Goal of the exercise:
Work through the material below line by line and say how many lines include the word "גרויסער". Only the number, please.

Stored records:
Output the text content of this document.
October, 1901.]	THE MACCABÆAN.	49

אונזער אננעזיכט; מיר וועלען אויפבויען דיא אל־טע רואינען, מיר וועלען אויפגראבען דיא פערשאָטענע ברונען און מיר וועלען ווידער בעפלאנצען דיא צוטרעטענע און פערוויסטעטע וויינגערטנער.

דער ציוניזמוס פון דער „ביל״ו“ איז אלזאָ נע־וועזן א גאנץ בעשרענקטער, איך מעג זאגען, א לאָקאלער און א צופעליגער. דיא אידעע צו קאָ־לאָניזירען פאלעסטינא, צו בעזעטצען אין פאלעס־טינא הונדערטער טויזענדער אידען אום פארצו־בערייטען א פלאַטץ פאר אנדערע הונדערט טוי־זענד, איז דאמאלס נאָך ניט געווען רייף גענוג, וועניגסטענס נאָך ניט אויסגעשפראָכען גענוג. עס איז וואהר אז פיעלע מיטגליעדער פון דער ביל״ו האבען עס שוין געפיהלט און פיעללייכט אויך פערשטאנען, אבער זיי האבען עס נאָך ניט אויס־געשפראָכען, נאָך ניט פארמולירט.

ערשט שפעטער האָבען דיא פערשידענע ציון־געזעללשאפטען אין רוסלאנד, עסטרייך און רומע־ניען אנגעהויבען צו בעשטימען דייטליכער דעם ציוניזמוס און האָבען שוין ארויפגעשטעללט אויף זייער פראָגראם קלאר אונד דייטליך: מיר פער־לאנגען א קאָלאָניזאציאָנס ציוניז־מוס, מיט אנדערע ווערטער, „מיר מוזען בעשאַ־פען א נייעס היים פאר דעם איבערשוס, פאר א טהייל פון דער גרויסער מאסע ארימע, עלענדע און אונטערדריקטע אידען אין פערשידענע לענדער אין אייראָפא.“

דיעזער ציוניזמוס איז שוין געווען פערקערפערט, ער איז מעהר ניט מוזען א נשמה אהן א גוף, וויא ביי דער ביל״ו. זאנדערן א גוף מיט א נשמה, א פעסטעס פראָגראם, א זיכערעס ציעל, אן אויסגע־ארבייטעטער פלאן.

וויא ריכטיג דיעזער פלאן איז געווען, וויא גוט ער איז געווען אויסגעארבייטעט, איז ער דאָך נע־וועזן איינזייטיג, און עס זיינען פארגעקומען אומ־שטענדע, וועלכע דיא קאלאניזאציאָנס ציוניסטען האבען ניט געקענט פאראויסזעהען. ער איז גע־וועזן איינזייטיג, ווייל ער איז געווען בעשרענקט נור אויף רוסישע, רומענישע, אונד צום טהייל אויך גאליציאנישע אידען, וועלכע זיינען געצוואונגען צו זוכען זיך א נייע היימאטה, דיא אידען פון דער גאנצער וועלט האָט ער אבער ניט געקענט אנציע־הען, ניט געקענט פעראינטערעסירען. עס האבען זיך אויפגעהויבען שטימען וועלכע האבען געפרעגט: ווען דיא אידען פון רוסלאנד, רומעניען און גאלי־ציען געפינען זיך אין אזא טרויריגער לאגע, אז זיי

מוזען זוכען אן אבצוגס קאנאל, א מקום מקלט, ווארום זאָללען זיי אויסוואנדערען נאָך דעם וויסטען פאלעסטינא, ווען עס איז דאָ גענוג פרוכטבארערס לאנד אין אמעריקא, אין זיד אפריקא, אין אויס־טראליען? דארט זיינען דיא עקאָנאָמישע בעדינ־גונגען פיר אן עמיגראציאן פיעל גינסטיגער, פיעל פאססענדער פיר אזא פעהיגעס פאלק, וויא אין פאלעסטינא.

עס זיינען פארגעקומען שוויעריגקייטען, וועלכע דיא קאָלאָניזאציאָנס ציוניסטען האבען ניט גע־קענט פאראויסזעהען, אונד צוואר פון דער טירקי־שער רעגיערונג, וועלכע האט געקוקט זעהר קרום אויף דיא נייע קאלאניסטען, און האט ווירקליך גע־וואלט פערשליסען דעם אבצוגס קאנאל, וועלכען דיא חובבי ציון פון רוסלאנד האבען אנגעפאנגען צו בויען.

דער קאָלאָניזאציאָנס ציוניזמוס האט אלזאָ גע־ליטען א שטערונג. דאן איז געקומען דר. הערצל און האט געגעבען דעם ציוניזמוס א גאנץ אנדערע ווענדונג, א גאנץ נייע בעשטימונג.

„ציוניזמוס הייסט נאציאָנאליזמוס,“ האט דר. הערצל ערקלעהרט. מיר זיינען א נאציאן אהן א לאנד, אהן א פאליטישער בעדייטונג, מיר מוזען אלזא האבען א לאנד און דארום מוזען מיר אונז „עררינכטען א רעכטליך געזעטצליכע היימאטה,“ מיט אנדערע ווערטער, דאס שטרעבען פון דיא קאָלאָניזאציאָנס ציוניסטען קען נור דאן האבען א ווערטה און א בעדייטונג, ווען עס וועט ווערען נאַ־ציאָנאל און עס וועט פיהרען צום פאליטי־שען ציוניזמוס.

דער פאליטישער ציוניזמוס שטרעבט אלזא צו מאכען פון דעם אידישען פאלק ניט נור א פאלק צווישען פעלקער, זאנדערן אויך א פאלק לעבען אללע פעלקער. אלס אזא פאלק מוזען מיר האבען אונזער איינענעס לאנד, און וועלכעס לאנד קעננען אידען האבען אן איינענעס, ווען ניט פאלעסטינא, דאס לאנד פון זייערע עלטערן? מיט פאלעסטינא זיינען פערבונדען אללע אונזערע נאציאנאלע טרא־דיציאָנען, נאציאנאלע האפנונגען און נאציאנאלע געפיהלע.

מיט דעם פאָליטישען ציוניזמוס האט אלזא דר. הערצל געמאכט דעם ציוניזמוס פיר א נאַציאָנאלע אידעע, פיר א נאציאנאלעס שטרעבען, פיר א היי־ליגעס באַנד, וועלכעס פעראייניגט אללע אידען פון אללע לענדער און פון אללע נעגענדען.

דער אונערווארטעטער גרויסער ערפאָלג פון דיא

Problem solution:
2